=== Exercise description ===
Filter the entries below, keeping only lines with the word "type".

=== Exercise inputs ===

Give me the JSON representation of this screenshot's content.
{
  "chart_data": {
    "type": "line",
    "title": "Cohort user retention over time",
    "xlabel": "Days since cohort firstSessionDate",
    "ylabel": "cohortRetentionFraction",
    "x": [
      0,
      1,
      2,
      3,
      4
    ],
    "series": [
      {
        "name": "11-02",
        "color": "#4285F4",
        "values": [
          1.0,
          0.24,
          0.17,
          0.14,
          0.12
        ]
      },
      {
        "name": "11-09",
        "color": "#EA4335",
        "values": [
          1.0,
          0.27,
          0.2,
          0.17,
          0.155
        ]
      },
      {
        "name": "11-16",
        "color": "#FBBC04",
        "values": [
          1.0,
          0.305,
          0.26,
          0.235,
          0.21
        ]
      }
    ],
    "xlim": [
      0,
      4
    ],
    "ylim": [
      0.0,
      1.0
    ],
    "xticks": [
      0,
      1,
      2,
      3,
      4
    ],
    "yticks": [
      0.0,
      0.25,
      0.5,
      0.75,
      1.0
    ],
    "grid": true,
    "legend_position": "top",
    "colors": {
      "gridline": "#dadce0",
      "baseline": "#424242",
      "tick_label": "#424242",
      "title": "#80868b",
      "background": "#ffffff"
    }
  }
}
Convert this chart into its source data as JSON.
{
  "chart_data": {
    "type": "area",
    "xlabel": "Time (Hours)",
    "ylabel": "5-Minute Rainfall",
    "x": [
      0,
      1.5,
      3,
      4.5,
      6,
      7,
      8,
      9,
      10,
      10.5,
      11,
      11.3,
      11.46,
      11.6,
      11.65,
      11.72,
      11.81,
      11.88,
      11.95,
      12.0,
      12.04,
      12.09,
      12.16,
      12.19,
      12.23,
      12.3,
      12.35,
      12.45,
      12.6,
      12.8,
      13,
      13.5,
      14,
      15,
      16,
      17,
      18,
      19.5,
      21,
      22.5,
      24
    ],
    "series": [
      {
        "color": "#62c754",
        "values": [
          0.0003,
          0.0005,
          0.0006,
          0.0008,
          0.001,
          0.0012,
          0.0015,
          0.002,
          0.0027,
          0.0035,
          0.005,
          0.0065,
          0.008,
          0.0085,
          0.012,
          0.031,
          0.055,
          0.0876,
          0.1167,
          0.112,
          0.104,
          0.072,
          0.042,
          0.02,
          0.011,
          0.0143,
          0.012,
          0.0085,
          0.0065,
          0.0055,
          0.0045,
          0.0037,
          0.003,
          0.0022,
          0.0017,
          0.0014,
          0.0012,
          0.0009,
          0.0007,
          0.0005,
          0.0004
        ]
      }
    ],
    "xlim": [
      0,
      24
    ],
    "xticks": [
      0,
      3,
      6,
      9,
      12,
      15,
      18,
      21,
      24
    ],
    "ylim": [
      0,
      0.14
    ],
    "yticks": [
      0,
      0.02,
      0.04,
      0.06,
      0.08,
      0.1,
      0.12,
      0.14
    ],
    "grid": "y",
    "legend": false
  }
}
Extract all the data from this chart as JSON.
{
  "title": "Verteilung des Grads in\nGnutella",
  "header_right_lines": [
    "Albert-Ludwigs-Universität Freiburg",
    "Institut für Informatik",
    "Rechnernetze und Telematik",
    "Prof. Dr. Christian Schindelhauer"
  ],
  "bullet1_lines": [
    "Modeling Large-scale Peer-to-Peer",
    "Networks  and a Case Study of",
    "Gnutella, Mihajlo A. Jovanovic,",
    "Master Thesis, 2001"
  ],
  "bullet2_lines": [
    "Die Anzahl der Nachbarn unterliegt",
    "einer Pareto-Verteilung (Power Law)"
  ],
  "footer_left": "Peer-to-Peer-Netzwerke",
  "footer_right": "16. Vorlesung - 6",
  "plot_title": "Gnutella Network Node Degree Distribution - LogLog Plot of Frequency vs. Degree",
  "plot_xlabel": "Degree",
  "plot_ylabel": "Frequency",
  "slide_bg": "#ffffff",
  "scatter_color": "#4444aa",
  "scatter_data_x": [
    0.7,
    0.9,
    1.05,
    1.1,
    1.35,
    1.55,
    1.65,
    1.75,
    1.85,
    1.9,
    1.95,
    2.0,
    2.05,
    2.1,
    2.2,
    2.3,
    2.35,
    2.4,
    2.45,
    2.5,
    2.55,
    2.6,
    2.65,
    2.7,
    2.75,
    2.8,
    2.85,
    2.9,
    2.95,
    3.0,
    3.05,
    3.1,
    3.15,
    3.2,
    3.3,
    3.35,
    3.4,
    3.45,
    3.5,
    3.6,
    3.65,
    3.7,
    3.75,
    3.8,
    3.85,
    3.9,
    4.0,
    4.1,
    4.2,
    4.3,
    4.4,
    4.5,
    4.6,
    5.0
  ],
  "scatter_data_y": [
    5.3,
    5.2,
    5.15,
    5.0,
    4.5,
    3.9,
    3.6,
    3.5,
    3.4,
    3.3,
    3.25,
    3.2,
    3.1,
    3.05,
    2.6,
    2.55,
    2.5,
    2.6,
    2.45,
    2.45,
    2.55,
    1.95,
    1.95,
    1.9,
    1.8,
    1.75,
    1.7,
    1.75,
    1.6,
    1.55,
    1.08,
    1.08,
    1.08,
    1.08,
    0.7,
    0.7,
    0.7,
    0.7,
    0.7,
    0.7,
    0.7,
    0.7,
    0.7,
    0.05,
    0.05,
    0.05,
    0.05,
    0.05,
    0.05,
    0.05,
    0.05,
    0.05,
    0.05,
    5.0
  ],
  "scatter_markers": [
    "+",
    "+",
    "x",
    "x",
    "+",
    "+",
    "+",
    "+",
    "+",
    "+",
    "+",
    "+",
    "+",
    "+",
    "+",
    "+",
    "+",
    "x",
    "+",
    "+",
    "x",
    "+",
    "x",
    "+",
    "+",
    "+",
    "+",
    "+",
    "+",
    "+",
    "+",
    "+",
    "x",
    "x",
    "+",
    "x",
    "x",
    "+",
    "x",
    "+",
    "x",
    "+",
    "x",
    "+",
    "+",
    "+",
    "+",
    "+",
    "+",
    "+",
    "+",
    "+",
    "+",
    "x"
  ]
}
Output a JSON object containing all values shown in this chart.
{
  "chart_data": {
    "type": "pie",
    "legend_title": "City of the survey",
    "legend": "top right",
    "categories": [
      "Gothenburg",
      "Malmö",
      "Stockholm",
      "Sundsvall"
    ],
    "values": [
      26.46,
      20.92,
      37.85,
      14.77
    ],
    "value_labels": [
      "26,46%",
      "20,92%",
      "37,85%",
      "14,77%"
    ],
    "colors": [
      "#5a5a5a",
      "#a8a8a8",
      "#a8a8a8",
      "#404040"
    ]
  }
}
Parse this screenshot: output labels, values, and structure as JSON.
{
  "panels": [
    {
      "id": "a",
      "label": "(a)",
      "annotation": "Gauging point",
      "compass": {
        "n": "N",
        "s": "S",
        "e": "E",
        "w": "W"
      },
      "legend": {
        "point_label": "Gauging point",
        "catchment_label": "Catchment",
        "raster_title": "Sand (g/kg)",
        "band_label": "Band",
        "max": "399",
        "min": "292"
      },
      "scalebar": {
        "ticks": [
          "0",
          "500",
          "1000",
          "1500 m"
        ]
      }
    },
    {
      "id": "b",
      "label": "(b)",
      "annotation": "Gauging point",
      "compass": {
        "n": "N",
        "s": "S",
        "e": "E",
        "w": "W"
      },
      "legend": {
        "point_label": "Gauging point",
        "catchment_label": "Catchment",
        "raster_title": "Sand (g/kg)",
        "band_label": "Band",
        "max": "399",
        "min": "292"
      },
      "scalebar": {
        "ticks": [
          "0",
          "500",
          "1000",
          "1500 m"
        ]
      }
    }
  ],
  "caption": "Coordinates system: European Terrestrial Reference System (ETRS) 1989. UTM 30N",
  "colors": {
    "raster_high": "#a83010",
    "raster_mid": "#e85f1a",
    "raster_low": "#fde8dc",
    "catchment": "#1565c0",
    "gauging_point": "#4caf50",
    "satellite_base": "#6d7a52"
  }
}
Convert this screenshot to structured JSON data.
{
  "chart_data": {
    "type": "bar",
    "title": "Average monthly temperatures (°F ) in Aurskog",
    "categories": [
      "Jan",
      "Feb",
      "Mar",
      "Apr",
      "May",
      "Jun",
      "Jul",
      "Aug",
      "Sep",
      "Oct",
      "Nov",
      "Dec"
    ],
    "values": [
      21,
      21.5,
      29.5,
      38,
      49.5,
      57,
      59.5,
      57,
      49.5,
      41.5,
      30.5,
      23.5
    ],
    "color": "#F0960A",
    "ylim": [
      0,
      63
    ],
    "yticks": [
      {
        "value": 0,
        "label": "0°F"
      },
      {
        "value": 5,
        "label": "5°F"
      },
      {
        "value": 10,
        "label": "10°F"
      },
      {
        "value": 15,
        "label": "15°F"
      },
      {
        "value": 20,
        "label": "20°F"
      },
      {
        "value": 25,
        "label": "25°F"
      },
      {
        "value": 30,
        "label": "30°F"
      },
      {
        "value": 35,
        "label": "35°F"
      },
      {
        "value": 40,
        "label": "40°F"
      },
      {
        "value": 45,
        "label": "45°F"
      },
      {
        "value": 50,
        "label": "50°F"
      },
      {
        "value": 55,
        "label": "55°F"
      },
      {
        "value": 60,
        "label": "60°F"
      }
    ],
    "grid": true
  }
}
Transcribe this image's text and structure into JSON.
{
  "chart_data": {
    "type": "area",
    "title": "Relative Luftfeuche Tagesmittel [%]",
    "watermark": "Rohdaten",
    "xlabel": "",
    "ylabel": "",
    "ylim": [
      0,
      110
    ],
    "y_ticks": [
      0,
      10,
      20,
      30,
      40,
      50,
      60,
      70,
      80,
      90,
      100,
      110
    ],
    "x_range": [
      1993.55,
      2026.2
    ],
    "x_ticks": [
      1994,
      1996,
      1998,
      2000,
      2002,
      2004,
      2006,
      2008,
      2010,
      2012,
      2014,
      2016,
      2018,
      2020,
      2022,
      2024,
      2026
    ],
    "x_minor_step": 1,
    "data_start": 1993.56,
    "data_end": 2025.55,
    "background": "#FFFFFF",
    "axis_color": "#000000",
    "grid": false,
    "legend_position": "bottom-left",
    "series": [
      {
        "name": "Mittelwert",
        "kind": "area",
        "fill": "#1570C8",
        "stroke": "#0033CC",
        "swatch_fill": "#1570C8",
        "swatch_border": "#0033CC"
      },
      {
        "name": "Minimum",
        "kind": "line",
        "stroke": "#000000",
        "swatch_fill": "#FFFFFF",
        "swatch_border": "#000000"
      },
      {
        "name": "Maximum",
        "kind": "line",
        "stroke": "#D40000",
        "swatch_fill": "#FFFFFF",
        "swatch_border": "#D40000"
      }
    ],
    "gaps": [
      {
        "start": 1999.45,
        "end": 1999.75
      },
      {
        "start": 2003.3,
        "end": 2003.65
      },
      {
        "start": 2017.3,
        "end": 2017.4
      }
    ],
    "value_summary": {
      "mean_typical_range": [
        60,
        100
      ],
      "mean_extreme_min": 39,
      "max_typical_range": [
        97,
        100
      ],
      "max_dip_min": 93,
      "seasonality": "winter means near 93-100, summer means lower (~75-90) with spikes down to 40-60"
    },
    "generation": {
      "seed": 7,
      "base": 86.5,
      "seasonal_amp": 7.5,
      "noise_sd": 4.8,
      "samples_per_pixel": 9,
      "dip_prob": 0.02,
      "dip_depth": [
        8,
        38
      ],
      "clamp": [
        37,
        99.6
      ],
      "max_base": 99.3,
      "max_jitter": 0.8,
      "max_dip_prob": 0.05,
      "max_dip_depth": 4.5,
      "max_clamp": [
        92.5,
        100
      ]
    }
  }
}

=== Exercise answer ===
    "type": "line",
    "type": "area",
    "type": "pie",
    "type": "bar",
    "type": "area",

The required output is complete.